> PROBLEM REQUIREMENTS
In the copy, keep every record exact and leave out all images.

> PROVIDED ENTRIES
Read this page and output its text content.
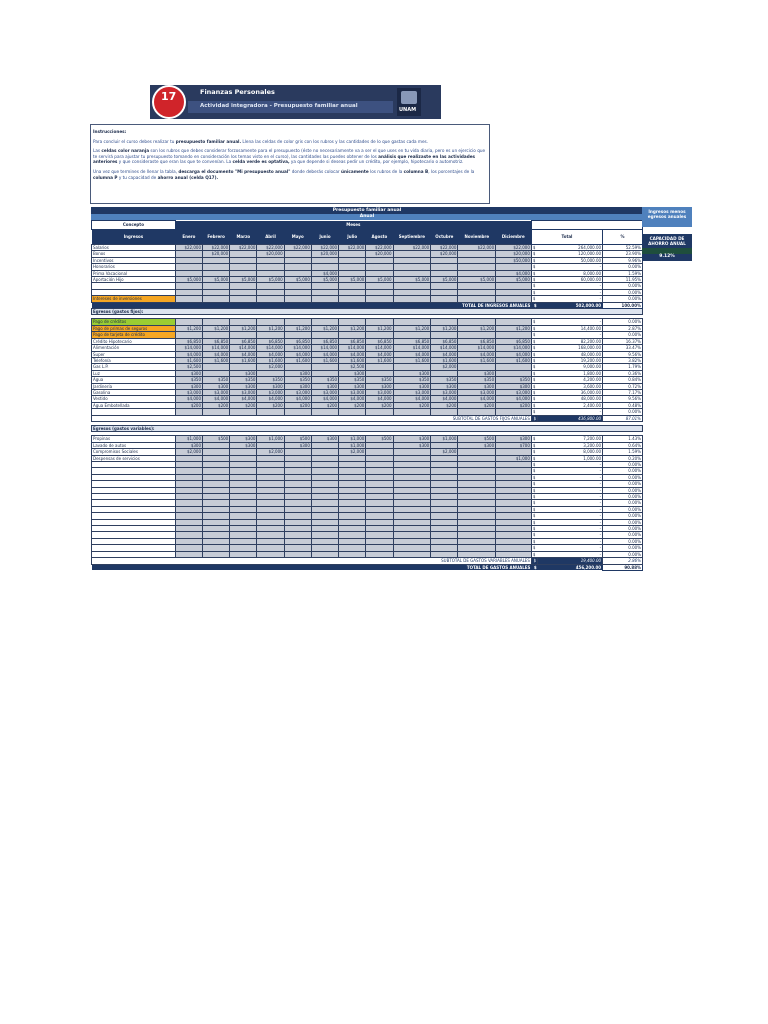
Finanzas Personales
Actividad integradora - Presupuesto familiar anual
17
UNAM

Instrucciones:

Para concluir el curso debes realizar tu presupuesto familiar anual. Llena las celdas de color gris con los rubros y las cantidades de lo que gastas cada mes.

Las celdas color naranja son los rubros que debes considerar forzosamente para el presupuesto (éste no necesariamente va a ser el que uses en tu vida diaria, pero es un ejercicio que te servirá para ajustar tu presupuesto tomando en consideración los temas visto en el curso), las cantidades las puedes obtener de los análisis que realizaste en las actividades anteriores y que consideraste que eran las que te convenían. La celda verde es optativa, ya que depende si deseas pedir un crédito, por ejemplo, hipotecario o automotriz.

Una vez que termines de llenar la tabla, descarga el documento "Mi presupuesto anual" donde deberás colocar únicamente los rubros de la columna B, los porcentajes de la columna P y tu capacidad de ahorro anual (celda Q17).

Presupuesto familiar anual
Anual
Concepto	Meses														
Ingresos	Enero	Febrero	Marzo	Abril	Mayo	Junio	Julio	Agosto	Septiembre	Octubre	Noviembre	Diciembre	Total		%
Salarios	$22,000	$22,000	$22,000	$22,000	$22,000	$22,000	$22,000	$22,000	$22,000	$22,000	$22,000	$22,000	$	264,000.00	52.59%
Bonos		$20,000		$20,000		$20,000		$20,000		$20,000		$20,000	$	120,000.00	23.90%
Incentivos												$50,000	$	50,000.00	9.96%
Honorarios													$	-	0.00%
Prima Vacacional						$4,000						$4,000	$	8,000.00	1.59%
Aportación Hijo	$5,000	$5,000	$5,000	$5,000	$5,000	$5,000	$5,000	$5,000	$5,000	$5,000	$5,000	$5,000	$	60,000.00	11.95%
													$	-	0.00%
													$	-	0.00%
Intereses de inversiones													$	-	0.00%
TOTAL DE INGRESOS ANUALES													$	502,000.00	100.00%
Egresos (gastos fijos):															

Pago de créditos													$	-	0.00%
Pago de primas de seguros	$1,200	$1,200	$1,200	$1,200	$1,200	$1,200	$1,200	$1,200	$1,200	$1,200	$1,200	$1,200	$	14,400.00	2.87%
Pago de tarjeta de crédito													$	-	0.00%
Crédito Hipotecario	$6,850	$6,850	$6,850	$6,850	$6,850	$6,850	$6,850	$6,850	$6,850	$6,850	$6,850	$6,850	$	82,200.00	16.37%
Alimentación	$14,000	$14,000	$14,000	$14,000	$14,000	$14,000	$14,000	$14,000	$14,000	$14,000	$14,000	$14,000	$	168,000.00	33.47%
Super	$4,000	$4,000	$4,000	$4,000	$4,000	$4,000	$4,000	$4,000	$4,000	$4,000	$4,000	$4,000	$	48,000.00	9.56%
Telefonía	$1,600	$1,600	$1,600	$1,600	$1,600	$1,600	$1,600	$1,600	$1,600	$1,600	$1,600	$1,600	$	19,200.00	3.82%
Gas L.P.	$2,500			$2,000			$2,500			$2,000			$	9,000.00	1.79%
Luz	$300		$300		$300		$300		$300		$300		$	1,800.00	0.36%
Agua	$350	$350	$350	$350	$350	$350	$350	$350	$350	$350	$350	$350	$	4,200.00	0.84%
Jardinería	$300	$300	$300	$300	$300	$300	$300	$300	$300	$300	$300	$300	$	3,600.00	0.72%
Gasolina	$3,000	$3,000	$3,000	$3,000	$3,000	$3,000	$3,000	$3,000	$3,000	$3,000	$3,000	$3,000	$	36,000.00	7.17%
Vestido	$4,000	$4,000	$4,000	$4,000	$4,000	$4,000	$4,000	$4,000	$4,000	$4,000	$4,000	$4,000	$	48,000.00	9.56%
Agua Embotellada	$200	$200	$200	$200	$200	$200	$200	$200	$200	$200	$200	$200	$	2,400.00	0.48%
													$	-	0.00%
SUBTOTAL DE GASTOS FIJOS ANUALES													$	436,800.00	87.01%

Egresos (gastos variables):															

Propinas	$1,000	$500	$300	$1,000	$500	$300	$1,000	$500	$300	$1,000	$500	$300	$	7,200.00	1.43%
Lavado de autos	$300		$300		$300		$1,000		$300		$300	$700	$	3,200.00	0.64%
Compromisos Sociales	$2,000			$2,000			$2,000			$2,000			$	8,000.00	1.59%
Despensas de servicios												$1,000	$	1,000.00	0.20%
													$	-	0.00%
													$	-	0.00%
													$	-	0.00%
													$	-	0.00%
													$	-	0.00%
													$	-	0.00%
													$	-	0.00%
													$	-	0.00%
													$	-	0.00%
													$	-	0.00%
													$	-	0.00%
													$	-	0.00%
													$	-	0.00%
													$	-	0.00%
													$	-	0.00%
SUBTOTAL DE GASTOS VARIABLES ANUALES													$	19,400.00	2.86%
TOTAL DE GASTOS ANUALES													$	456,200.00	90.88%
Ingresos menos egresos anuales
CAPACIDAD DE AHORRO ANUAL
9.12%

> FINISHED ANSWER
Read this page and output its text content.
Finanzas Personales
Actividad integradora - Presupuesto familiar anual
17
UNAM

Instrucciones:

Para concluir el curso debes realizar tu presupuesto familiar anual. Llena las celdas de color gris con los rubros y las cantidades de lo que gastas cada mes.

Las celdas color naranja son los rubros que debes considerar forzosamente para el presupuesto (éste no necesariamente va a ser el que uses en tu vida diaria, pero es un ejercicio que te servirá para ajustar tu presupuesto tomando en consideración los temas visto en el curso), las cantidades las puedes obtener de los análisis que realizaste en las actividades anteriores y que consideraste que eran las que te convenían. La celda verde es optativa, ya que depende si deseas pedir un crédito, por ejemplo, hipotecario o automotriz.

Una vez que termines de llenar la tabla, descarga el documento "Mi presupuesto anual" donde deberás colocar únicamente los rubros de la columna B, los porcentajes de la columna P y tu capacidad de ahorro anual (celda Q17).

Presupuesto familiar anual
Anual
Concepto	Meses														
Ingresos	Enero	Febrero	Marzo	Abril	Mayo	Junio	Julio	Agosto	Septiembre	Octubre	Noviembre	Diciembre	Total		%
Salarios	$22,000	$22,000	$22,000	$22,000	$22,000	$22,000	$22,000	$22,000	$22,000	$22,000	$22,000	$22,000	$	264,000.00	52.59%
Bonos		$20,000		$20,000		$20,000		$20,000		$20,000		$20,000	$	120,000.00	23.90%
Incentivos												$50,000	$	50,000.00	9.96%
Honorarios													$	-	0.00%
Prima Vacacional						$4,000						$4,000	$	8,000.00	1.59%
Aportación Hijo	$5,000	$5,000	$5,000	$5,000	$5,000	$5,000	$5,000	$5,000	$5,000	$5,000	$5,000	$5,000	$	60,000.00	11.95%
													$	-	0.00%
													$	-	0.00%
Intereses de inversiones													$	-	0.00%
TOTAL DE INGRESOS ANUALES													$	502,000.00	100.00%
Egresos (gastos fijos):															

Pago de créditos													$	-	0.00%
Pago de primas de seguros	$1,200	$1,200	$1,200	$1,200	$1,200	$1,200	$1,200	$1,200	$1,200	$1,200	$1,200	$1,200	$	14,400.00	2.87%
Pago de tarjeta de crédito													$	-	0.00%
Crédito Hipotecario	$6,850	$6,850	$6,850	$6,850	$6,850	$6,850	$6,850	$6,850	$6,850	$6,850	$6,850	$6,850	$	82,200.00	16.37%
Alimentación	$14,000	$14,000	$14,000	$14,000	$14,000	$14,000	$14,000	$14,000	$14,000	$14,000	$14,000	$14,000	$	168,000.00	33.47%
Super	$4,000	$4,000	$4,000	$4,000	$4,000	$4,000	$4,000	$4,000	$4,000	$4,000	$4,000	$4,000	$	48,000.00	9.56%
Telefonía	$1,600	$1,600	$1,600	$1,600	$1,600	$1,600	$1,600	$1,600	$1,600	$1,600	$1,600	$1,600	$	19,200.00	3.82%
Gas L.P.	$2,500			$2,000			$2,500			$2,000			$	9,000.00	1.79%
Luz	$300		$300		$300		$300		$300		$300		$	1,800.00	0.36%
Agua	$350	$350	$350	$350	$350	$350	$350	$350	$350	$350	$350	$350	$	4,200.00	0.84%
Jardinería	$300	$300	$300	$300	$300	$300	$300	$300	$300	$300	$300	$300	$	3,600.00	0.72%
Gasolina	$3,000	$3,000	$3,000	$3,000	$3,000	$3,000	$3,000	$3,000	$3,000	$3,000	$3,000	$3,000	$	36,000.00	7.17%
Vestido	$4,000	$4,000	$4,000	$4,000	$4,000	$4,000	$4,000	$4,000	$4,000	$4,000	$4,000	$4,000	$	48,000.00	9.56%
Agua Embotellada	$200	$200	$200	$200	$200	$200	$200	$200	$200	$200	$200	$200	$	2,400.00	0.48%
													$	-	0.00%
SUBTOTAL DE GASTOS FIJOS ANUALES													$	436,800.00	87.01%

Egresos (gastos variables):															

Propinas	$1,000	$500	$300	$1,000	$500	$300	$1,000	$500	$300	$1,000	$500	$300	$	7,200.00	1.43%
Lavado de autos	$300		$300		$300		$1,000		$300		$300	$700	$	3,200.00	0.64%
Compromisos Sociales	$2,000			$2,000			$2,000			$2,000			$	8,000.00	1.59%
Despensas de servicios												$1,000	$	1,000.00	0.20%
													$	-	0.00%
													$	-	0.00%
													$	-	0.00%
													$	-	0.00%
													$	-	0.00%
													$	-	0.00%
													$	-	0.00%
													$	-	0.00%
													$	-	0.00%
													$	-	0.00%
													$	-	0.00%
													$	-	0.00%
													$	-	0.00%
													$	-	0.00%
													$	-	0.00%
SUBTOTAL DE GASTOS VARIABLES ANUALES													$	19,400.00	2.86%
TOTAL DE GASTOS ANUALES													$	456,200.00	90.88%
Ingresos menos egresos anuales
CAPACIDAD DE AHORRO ANUAL
9.12%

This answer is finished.